GOAL OF THE EXERCISE => List every line below containing "insti".

DATASET ENTRIES =>
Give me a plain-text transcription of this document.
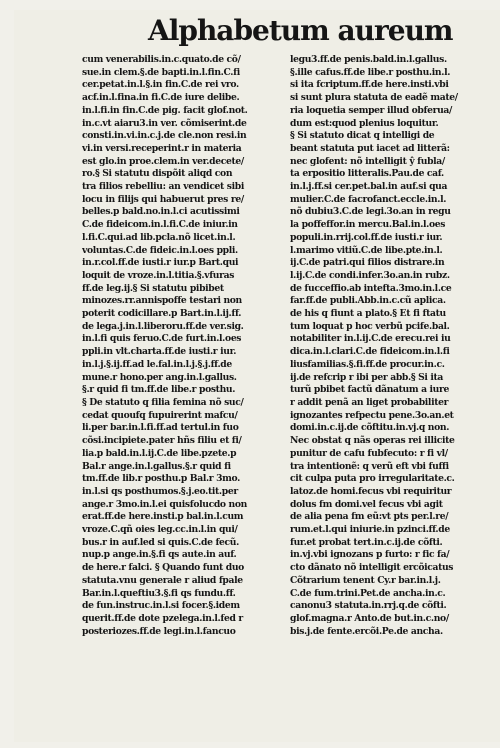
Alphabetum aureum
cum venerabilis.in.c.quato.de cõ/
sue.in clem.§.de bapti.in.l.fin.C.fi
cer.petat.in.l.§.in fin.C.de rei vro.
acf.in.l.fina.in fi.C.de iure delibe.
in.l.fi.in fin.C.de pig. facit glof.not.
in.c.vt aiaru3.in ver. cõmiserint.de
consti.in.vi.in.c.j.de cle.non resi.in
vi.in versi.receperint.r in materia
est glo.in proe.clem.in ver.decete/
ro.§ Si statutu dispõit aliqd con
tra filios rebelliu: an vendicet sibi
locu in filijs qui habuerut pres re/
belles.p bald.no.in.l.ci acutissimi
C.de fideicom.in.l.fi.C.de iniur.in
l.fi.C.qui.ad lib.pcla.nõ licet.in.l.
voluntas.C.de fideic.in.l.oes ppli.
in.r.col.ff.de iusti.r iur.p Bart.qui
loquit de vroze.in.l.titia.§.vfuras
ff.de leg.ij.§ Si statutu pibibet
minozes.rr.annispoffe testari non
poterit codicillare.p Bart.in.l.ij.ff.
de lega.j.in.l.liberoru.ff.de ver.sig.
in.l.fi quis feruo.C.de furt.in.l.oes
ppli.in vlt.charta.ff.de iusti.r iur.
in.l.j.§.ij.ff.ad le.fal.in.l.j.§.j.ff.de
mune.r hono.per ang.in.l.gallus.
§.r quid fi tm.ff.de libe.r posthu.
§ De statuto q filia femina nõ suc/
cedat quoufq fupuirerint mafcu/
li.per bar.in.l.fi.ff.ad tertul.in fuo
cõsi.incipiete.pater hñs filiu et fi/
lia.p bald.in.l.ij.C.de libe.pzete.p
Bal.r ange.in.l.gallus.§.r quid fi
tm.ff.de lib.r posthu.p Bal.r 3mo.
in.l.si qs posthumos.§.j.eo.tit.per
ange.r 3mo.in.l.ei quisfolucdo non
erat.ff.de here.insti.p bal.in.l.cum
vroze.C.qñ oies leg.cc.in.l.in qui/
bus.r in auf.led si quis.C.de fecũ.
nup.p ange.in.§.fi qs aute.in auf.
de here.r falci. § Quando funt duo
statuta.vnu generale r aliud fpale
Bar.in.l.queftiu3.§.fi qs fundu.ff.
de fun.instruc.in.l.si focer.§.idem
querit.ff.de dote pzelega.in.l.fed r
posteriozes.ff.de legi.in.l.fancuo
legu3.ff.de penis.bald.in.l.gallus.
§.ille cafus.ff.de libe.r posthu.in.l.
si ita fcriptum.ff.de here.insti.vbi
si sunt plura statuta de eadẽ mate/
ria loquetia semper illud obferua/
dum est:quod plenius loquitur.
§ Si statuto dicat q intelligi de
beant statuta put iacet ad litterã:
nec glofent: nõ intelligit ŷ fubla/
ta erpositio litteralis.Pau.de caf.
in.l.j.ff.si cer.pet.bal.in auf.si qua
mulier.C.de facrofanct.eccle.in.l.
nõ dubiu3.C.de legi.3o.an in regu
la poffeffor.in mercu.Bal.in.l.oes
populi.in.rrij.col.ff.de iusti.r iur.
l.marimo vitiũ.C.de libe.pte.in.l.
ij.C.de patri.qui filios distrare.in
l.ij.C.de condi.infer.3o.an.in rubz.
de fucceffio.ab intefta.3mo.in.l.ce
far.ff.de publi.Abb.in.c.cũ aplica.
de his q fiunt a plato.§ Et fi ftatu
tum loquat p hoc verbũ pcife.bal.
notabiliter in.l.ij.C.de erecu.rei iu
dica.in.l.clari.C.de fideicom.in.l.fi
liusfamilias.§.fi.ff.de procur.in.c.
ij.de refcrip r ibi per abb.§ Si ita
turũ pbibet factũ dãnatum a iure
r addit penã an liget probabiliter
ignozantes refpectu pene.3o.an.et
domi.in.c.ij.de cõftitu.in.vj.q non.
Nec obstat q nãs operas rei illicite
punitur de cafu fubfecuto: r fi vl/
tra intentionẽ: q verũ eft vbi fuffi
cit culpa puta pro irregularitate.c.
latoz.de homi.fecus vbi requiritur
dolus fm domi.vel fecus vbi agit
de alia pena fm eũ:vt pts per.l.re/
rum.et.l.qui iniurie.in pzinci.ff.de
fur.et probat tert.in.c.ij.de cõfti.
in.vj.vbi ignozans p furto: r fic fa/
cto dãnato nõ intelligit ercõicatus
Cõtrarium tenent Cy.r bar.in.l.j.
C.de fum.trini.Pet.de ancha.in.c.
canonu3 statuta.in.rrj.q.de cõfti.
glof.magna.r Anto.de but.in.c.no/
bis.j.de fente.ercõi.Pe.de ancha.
==
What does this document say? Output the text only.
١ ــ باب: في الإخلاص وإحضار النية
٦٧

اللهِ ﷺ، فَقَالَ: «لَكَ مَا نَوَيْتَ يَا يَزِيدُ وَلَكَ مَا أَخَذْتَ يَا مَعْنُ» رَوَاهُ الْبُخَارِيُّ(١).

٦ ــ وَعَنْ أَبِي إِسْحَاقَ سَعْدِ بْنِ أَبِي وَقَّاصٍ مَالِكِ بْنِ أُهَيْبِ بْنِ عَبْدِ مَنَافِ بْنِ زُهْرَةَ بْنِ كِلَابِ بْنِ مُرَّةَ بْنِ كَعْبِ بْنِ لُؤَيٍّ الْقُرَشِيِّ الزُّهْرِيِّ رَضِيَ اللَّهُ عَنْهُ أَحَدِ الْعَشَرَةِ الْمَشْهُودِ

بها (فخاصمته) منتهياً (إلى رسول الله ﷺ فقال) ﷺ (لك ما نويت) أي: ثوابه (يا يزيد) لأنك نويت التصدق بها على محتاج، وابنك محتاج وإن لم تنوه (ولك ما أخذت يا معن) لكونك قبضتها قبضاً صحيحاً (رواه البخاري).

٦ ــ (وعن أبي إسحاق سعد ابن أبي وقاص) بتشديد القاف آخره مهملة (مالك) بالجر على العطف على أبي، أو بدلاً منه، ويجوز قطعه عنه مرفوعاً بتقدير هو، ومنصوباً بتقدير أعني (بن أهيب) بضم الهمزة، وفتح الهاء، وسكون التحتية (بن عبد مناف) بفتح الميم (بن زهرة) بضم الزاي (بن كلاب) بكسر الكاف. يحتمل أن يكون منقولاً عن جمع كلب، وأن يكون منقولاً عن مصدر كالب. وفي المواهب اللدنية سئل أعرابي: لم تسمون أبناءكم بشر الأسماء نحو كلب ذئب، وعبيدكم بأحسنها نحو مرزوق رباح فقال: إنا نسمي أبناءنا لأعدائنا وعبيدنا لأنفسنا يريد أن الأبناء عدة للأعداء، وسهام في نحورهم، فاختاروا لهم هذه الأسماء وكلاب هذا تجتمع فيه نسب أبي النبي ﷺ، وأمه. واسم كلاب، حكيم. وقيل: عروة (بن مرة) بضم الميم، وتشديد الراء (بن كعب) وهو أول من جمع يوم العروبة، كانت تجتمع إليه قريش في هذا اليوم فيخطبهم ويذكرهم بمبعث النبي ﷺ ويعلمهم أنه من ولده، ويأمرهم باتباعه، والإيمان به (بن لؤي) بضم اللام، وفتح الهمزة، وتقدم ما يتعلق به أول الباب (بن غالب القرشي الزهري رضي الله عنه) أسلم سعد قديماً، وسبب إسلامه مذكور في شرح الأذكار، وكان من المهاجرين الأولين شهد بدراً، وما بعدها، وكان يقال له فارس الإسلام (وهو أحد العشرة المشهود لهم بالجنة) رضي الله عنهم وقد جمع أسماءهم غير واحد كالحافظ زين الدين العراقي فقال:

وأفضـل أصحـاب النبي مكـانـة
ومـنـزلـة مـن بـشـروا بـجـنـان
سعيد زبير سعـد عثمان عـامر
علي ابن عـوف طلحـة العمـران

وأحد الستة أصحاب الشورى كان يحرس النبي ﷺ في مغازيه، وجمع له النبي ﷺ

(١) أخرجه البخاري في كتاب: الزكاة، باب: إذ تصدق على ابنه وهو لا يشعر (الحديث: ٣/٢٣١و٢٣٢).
--
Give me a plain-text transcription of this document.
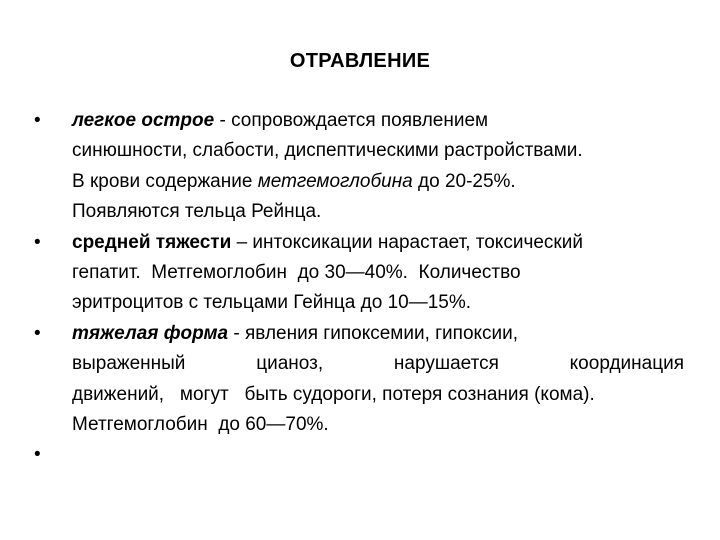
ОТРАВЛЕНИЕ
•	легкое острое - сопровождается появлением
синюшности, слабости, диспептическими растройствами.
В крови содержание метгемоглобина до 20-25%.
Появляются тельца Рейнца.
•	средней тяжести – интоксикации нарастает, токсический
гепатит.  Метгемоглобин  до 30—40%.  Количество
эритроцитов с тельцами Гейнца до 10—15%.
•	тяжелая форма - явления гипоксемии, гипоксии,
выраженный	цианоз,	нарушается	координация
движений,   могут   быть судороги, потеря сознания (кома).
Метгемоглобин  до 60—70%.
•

RESULT FOR THIS TASK =>
erat.ff.de here.insti.p bal.in.l.cum
si ita fcriptum.ff.de here.insti.vbi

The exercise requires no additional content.